--- Begin Source data ---
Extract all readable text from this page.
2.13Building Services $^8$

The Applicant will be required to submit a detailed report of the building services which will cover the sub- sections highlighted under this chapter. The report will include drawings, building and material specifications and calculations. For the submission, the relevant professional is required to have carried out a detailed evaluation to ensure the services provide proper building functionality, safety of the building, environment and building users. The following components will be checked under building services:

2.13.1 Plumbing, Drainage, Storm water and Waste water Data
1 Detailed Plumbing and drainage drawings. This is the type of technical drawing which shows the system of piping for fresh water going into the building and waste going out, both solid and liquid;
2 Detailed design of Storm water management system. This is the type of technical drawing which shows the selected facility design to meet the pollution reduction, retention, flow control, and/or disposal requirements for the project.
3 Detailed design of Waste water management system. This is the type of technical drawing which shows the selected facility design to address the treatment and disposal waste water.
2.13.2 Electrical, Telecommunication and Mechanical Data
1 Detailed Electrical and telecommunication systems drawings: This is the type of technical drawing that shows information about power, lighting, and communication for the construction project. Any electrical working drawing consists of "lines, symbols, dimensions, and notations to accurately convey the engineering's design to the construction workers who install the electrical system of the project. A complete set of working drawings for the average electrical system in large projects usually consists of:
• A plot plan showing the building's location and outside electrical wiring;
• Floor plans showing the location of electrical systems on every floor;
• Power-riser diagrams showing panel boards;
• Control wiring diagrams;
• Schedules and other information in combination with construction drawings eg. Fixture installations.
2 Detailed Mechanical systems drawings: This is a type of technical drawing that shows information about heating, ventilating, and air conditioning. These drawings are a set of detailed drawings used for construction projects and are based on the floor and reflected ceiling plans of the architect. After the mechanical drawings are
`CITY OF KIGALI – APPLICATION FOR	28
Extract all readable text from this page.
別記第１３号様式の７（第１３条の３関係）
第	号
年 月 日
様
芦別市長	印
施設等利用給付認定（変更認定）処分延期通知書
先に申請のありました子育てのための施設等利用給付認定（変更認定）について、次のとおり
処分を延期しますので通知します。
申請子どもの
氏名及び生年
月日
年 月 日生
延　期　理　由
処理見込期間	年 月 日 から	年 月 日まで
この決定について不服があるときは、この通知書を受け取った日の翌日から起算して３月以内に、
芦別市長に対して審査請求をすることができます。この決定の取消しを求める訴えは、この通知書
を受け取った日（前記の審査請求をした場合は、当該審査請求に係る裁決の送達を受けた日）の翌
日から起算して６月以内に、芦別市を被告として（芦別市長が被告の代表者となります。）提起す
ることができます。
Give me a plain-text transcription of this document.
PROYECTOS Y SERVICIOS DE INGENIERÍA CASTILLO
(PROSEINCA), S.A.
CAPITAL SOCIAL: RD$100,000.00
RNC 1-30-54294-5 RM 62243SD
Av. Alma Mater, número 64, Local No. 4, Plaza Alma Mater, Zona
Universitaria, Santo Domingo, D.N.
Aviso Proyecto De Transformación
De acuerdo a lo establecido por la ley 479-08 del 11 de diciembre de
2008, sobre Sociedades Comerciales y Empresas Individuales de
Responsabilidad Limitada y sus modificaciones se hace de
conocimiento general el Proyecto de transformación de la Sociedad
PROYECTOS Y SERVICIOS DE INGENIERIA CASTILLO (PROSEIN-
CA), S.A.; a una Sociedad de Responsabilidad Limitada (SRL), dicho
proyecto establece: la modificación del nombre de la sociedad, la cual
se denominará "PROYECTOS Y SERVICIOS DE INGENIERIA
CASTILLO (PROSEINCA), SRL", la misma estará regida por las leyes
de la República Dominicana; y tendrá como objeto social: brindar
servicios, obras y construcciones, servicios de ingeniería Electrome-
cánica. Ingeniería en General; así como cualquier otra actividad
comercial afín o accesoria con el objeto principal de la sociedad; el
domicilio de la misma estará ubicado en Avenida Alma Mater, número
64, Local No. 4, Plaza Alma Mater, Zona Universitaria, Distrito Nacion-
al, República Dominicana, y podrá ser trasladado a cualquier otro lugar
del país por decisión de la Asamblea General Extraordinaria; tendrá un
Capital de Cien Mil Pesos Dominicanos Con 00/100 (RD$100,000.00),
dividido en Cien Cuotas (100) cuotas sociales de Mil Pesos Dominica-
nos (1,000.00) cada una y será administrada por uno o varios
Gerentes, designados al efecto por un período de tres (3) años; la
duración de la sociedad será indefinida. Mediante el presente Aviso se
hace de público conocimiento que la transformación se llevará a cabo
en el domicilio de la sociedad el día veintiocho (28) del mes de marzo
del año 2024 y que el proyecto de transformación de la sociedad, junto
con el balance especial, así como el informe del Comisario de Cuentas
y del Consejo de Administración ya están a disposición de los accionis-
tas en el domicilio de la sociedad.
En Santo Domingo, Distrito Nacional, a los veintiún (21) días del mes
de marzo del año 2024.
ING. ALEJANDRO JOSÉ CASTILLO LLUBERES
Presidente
--- End Source data ---
The full set of records should be duplicated exactly.

Result of the task.
Extract all readable text from this page.
2.13Building Services $^8$

The Applicant will be required to submit a detailed report of the building services which will cover the sub- sections highlighted under this chapter. The report will include drawings, building and material specifications and calculations. For the submission, the relevant professional is required to have carried out a detailed evaluation to ensure the services provide proper building functionality, safety of the building, environment and building users. The following components will be checked under building services:

2.13.1 Plumbing, Drainage, Storm water and Waste water Data
1 Detailed Plumbing and drainage drawings. This is the type of technical drawing which shows the system of piping for fresh water going into the building and waste going out, both solid and liquid;
2 Detailed design of Storm water management system. This is the type of technical drawing which shows the selected facility design to meet the pollution reduction, retention, flow control, and/or disposal requirements for the project.
3 Detailed design of Waste water management system. This is the type of technical drawing which shows the selected facility design to address the treatment and disposal waste water.
2.13.2 Electrical, Telecommunication and Mechanical Data
1 Detailed Electrical and telecommunication systems drawings: This is the type of technical drawing that shows information about power, lighting, and communication for the construction project. Any electrical working drawing consists of "lines, symbols, dimensions, and notations to accurately convey the engineering's design to the construction workers who install the electrical system of the project. A complete set of working drawings for the average electrical system in large projects usually consists of:
• A plot plan showing the building's location and outside electrical wiring;
• Floor plans showing the location of electrical systems on every floor;
• Power-riser diagrams showing panel boards;
• Control wiring diagrams;
• Schedules and other information in combination with construction drawings eg. Fixture installations.
2 Detailed Mechanical systems drawings: This is a type of technical drawing that shows information about heating, ventilating, and air conditioning. These drawings are a set of detailed drawings used for construction projects and are based on the floor and reflected ceiling plans of the architect. After the mechanical drawings are
`CITY OF KIGALI – APPLICATION FOR	28
Extract all readable text from this page.
別記第１３号様式の７（第１３条の３関係）
第	号
年 月 日
様
芦別市長	印
施設等利用給付認定（変更認定）処分延期通知書
先に申請のありました子育てのための施設等利用給付認定（変更認定）について、次のとおり
処分を延期しますので通知します。
申請子どもの
氏名及び生年
月日
年 月 日生
延　期　理　由
処理見込期間	年 月 日 から	年 月 日まで
この決定について不服があるときは、この通知書を受け取った日の翌日から起算して３月以内に、
芦別市長に対して審査請求をすることができます。この決定の取消しを求める訴えは、この通知書
を受け取った日（前記の審査請求をした場合は、当該審査請求に係る裁決の送達を受けた日）の翌
日から起算して６月以内に、芦別市を被告として（芦別市長が被告の代表者となります。）提起す
ることができます。
Give me a plain-text transcription of this document.
PROYECTOS Y SERVICIOS DE INGENIERÍA CASTILLO
(PROSEINCA), S.A.
CAPITAL SOCIAL: RD$100,000.00
RNC 1-30-54294-5 RM 62243SD
Av. Alma Mater, número 64, Local No. 4, Plaza Alma Mater, Zona
Universitaria, Santo Domingo, D.N.
Aviso Proyecto De Transformación
De acuerdo a lo establecido por la ley 479-08 del 11 de diciembre de
2008, sobre Sociedades Comerciales y Empresas Individuales de
Responsabilidad Limitada y sus modificaciones se hace de
conocimiento general el Proyecto de transformación de la Sociedad
PROYECTOS Y SERVICIOS DE INGENIERIA CASTILLO (PROSEIN-
CA), S.A.; a una Sociedad de Responsabilidad Limitada (SRL), dicho
proyecto establece: la modificación del nombre de la sociedad, la cual
se denominará "PROYECTOS Y SERVICIOS DE INGENIERIA
CASTILLO (PROSEINCA), SRL", la misma estará regida por las leyes
de la República Dominicana; y tendrá como objeto social: brindar
servicios, obras y construcciones, servicios de ingeniería Electrome-
cánica. Ingeniería en General; así como cualquier otra actividad
comercial afín o accesoria con el objeto principal de la sociedad; el
domicilio de la misma estará ubicado en Avenida Alma Mater, número
64, Local No. 4, Plaza Alma Mater, Zona Universitaria, Distrito Nacion-
al, República Dominicana, y podrá ser trasladado a cualquier otro lugar
del país por decisión de la Asamblea General Extraordinaria; tendrá un
Capital de Cien Mil Pesos Dominicanos Con 00/100 (RD$100,000.00),
dividido en Cien Cuotas (100) cuotas sociales de Mil Pesos Dominica-
nos (1,000.00) cada una y será administrada por uno o varios
Gerentes, designados al efecto por un período de tres (3) años; la
duración de la sociedad será indefinida. Mediante el presente Aviso se
hace de público conocimiento que la transformación se llevará a cabo
en el domicilio de la sociedad el día veintiocho (28) del mes de marzo
del año 2024 y que el proyecto de transformación de la sociedad, junto
con el balance especial, así como el informe del Comisario de Cuentas
y del Consejo de Administración ya están a disposición de los accionis-
tas en el domicilio de la sociedad.
En Santo Domingo, Distrito Nacional, a los veintiún (21) días del mes
de marzo del año 2024.
ING. ALEJANDRO JOSÉ CASTILLO LLUBERES
Presidente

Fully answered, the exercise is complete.